▶ _Goal_
Repeat all of the data precisely.

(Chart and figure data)
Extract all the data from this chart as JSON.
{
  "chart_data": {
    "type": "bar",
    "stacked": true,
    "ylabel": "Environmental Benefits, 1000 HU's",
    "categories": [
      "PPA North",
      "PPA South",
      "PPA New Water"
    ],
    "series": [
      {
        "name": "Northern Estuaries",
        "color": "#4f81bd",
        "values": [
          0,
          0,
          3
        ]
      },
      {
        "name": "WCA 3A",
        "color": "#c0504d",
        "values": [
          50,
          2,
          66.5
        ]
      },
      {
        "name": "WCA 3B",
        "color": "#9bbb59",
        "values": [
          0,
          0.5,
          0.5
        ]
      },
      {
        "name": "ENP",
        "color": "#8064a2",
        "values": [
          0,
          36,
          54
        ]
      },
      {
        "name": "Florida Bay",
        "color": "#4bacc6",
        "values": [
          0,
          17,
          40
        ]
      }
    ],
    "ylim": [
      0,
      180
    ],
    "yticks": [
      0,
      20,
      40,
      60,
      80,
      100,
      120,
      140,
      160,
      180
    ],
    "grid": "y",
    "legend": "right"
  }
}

▶ _Finished answer_
Extract all the data from this chart as JSON.
{
  "chart_data": {
    "type": "bar",
    "stacked": true,
    "ylabel": "Environmental Benefits, 1000 HU's",
    "categories": [
      "PPA North",
      "PPA South",
      "PPA New Water"
    ],
    "series": [
      {
        "name": "Northern Estuaries",
        "color": "#4f81bd",
        "values": [
          0,
          0,
          3
        ]
      },
      {
        "name": "WCA 3A",
        "color": "#c0504d",
        "values": [
          50,
          2,
          66.5
        ]
      },
      {
        "name": "WCA 3B",
        "color": "#9bbb59",
        "values": [
          0,
          0.5,
          0.5
        ]
      },
      {
        "name": "ENP",
        "color": "#8064a2",
        "values": [
          0,
          36,
          54
        ]
      },
      {
        "name": "Florida Bay",
        "color": "#4bacc6",
        "values": [
          0,
          17,
          40
        ]
      }
    ],
    "ylim": [
      0,
      180
    ],
    "yticks": [
      0,
      20,
      40,
      60,
      80,
      100,
      120,
      140,
      160,
      180
    ],
    "grid": "y",
    "legend": "right"
  }
}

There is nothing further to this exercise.